__AIM OF THE TASK__. Extract every line of the records below verbatim, keeping the original order.

__MATERIAL SHOWN__.
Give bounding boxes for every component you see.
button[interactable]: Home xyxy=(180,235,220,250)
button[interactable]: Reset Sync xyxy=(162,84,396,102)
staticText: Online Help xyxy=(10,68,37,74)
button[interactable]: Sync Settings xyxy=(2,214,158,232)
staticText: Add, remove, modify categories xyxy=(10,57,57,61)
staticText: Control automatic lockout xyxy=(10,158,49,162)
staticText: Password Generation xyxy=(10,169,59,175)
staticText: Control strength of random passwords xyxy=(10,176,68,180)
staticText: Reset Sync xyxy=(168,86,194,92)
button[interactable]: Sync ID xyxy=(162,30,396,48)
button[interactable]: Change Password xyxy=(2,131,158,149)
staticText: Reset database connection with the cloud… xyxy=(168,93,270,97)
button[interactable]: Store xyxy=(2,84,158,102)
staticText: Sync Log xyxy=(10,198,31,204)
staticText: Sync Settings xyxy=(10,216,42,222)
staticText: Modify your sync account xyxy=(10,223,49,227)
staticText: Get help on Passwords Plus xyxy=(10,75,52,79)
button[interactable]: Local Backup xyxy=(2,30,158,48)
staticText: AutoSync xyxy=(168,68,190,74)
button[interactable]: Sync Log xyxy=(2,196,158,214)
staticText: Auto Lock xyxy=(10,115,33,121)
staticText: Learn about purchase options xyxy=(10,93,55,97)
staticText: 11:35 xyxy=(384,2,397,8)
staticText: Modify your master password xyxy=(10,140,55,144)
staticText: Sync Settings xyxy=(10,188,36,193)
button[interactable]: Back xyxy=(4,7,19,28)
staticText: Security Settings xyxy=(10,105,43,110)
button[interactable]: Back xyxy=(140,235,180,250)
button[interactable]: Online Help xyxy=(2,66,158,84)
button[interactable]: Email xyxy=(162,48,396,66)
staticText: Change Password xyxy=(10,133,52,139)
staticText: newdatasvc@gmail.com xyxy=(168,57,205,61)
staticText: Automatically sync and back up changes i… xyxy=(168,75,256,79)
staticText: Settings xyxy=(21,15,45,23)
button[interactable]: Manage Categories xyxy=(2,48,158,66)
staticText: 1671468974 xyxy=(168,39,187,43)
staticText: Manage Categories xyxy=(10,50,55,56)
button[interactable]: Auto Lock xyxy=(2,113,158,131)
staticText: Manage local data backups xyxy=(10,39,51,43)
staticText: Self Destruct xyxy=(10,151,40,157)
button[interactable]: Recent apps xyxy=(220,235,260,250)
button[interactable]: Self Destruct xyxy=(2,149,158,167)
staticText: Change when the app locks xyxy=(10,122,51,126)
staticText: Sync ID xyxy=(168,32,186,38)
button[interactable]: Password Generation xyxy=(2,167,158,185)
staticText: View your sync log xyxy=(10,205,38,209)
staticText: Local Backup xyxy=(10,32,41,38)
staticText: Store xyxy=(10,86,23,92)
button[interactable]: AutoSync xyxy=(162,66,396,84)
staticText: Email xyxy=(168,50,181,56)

__EXERCISE SOLUTION__.
Give bounding boxes for every component you see.
button[interactable]: Home xyxy=(180,235,220,250)
button[interactable]: Reset Sync xyxy=(162,84,396,102)
staticText: Online Help xyxy=(10,68,37,74)
button[interactable]: Sync Settings xyxy=(2,214,158,232)
staticText: Add, remove, modify categories xyxy=(10,57,57,61)
staticText: Control automatic lockout xyxy=(10,158,49,162)
staticText: Password Generation xyxy=(10,169,59,175)
staticText: Control strength of random passwords xyxy=(10,176,68,180)
staticText: Reset Sync xyxy=(168,86,194,92)
button[interactable]: Sync ID xyxy=(162,30,396,48)
button[interactable]: Change Password xyxy=(2,131,158,149)
staticText: Reset database connection with the cloud… xyxy=(168,93,270,97)
button[interactable]: Store xyxy=(2,84,158,102)
staticText: Sync Log xyxy=(10,198,31,204)
staticText: Sync Settings xyxy=(10,216,42,222)
staticText: Modify your sync account xyxy=(10,223,49,227)
staticText: Get help on Passwords Plus xyxy=(10,75,52,79)
button[interactable]: Local Backup xyxy=(2,30,158,48)
staticText: AutoSync xyxy=(168,68,190,74)
button[interactable]: Sync Log xyxy=(2,196,158,214)
staticText: Auto Lock xyxy=(10,115,33,121)
staticText: Learn about purchase options xyxy=(10,93,55,97)
staticText: 11:35 xyxy=(384,2,397,8)
staticText: Modify your master password xyxy=(10,140,55,144)
staticText: Sync Settings xyxy=(10,188,36,193)
button[interactable]: Back xyxy=(4,7,19,28)
staticText: Security Settings xyxy=(10,105,43,110)
button[interactable]: Back xyxy=(140,235,180,250)
button[interactable]: Online Help xyxy=(2,66,158,84)
button[interactable]: Email xyxy=(162,48,396,66)
staticText: Change Password xyxy=(10,133,52,139)
staticText: newdatasvc@gmail.com xyxy=(168,57,205,61)
staticText: Automatically sync and back up changes i… xyxy=(168,75,256,79)
staticText: Settings xyxy=(21,15,45,23)
button[interactable]: Manage Categories xyxy=(2,48,158,66)
staticText: 1671468974 xyxy=(168,39,187,43)
staticText: Manage Categories xyxy=(10,50,55,56)
button[interactable]: Auto Lock xyxy=(2,113,158,131)
staticText: Manage local data backups xyxy=(10,39,51,43)
staticText: Self Destruct xyxy=(10,151,40,157)
button[interactable]: Recent apps xyxy=(220,235,260,250)
button[interactable]: Self Destruct xyxy=(2,149,158,167)
staticText: Change when the app locks xyxy=(10,122,51,126)
staticText: Sync ID xyxy=(168,32,186,38)
button[interactable]: Password Generation xyxy=(2,167,158,185)
staticText: View your sync log xyxy=(10,205,38,209)
staticText: Local Backup xyxy=(10,32,41,38)
staticText: Store xyxy=(10,86,23,92)
button[interactable]: AutoSync xyxy=(162,66,396,84)
staticText: Email xyxy=(168,50,181,56)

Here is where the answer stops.